Task requirements >>
You are to retype all of the data exactly as it appears.

===== Data supplied

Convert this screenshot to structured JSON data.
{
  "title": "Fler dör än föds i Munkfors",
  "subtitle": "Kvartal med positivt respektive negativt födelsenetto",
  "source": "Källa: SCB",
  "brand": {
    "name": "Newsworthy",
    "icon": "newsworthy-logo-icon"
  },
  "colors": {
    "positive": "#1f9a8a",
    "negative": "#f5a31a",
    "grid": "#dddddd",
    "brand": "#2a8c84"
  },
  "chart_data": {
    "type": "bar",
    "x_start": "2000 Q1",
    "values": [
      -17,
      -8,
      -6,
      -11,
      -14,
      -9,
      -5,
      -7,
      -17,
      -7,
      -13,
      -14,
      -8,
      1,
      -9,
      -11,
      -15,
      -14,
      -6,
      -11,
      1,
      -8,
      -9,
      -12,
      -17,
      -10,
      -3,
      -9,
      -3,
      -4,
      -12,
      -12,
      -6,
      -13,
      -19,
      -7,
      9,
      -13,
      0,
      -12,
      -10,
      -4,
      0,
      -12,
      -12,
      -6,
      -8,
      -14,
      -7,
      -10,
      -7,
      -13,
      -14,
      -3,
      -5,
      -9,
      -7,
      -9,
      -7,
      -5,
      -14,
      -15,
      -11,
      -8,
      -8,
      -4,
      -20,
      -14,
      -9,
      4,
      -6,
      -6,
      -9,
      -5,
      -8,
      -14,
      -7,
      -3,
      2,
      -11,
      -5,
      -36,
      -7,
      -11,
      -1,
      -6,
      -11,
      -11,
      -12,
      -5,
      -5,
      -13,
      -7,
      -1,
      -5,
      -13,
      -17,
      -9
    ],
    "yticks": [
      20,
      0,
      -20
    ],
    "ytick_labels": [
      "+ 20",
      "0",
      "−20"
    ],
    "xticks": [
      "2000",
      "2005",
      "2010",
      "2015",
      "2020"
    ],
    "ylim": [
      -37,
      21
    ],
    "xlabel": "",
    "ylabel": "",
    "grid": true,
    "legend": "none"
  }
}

==========

Exercise answer >>
Convert this screenshot to structured JSON data.
{
  "title": "Fler dör än föds i Munkfors",
  "subtitle": "Kvartal med positivt respektive negativt födelsenetto",
  "source": "Källa: SCB",
  "brand": {
    "name": "Newsworthy",
    "icon": "newsworthy-logo-icon"
  },
  "colors": {
    "positive": "#1f9a8a",
    "negative": "#f5a31a",
    "grid": "#dddddd",
    "brand": "#2a8c84"
  },
  "chart_data": {
    "type": "bar",
    "x_start": "2000 Q1",
    "values": [
      -17,
      -8,
      -6,
      -11,
      -14,
      -9,
      -5,
      -7,
      -17,
      -7,
      -13,
      -14,
      -8,
      1,
      -9,
      -11,
      -15,
      -14,
      -6,
      -11,
      1,
      -8,
      -9,
      -12,
      -17,
      -10,
      -3,
      -9,
      -3,
      -4,
      -12,
      -12,
      -6,
      -13,
      -19,
      -7,
      9,
      -13,
      0,
      -12,
      -10,
      -4,
      0,
      -12,
      -12,
      -6,
      -8,
      -14,
      -7,
      -10,
      -7,
      -13,
      -14,
      -3,
      -5,
      -9,
      -7,
      -9,
      -7,
      -5,
      -14,
      -15,
      -11,
      -8,
      -8,
      -4,
      -20,
      -14,
      -9,
      4,
      -6,
      -6,
      -9,
      -5,
      -8,
      -14,
      -7,
      -3,
      2,
      -11,
      -5,
      -36,
      -7,
      -11,
      -1,
      -6,
      -11,
      -11,
      -12,
      -5,
      -5,
      -13,
      -7,
      -1,
      -5,
      -13,
      -17,
      -9
    ],
    "yticks": [
      20,
      0,
      -20
    ],
    "ytick_labels": [
      "+ 20",
      "0",
      "−20"
    ],
    "xticks": [
      "2000",
      "2005",
      "2010",
      "2015",
      "2020"
    ],
    "ylim": [
      -37,
      21
    ],
    "xlabel": "",
    "ylabel": "",
    "grid": true,
    "legend": "none"
  }
}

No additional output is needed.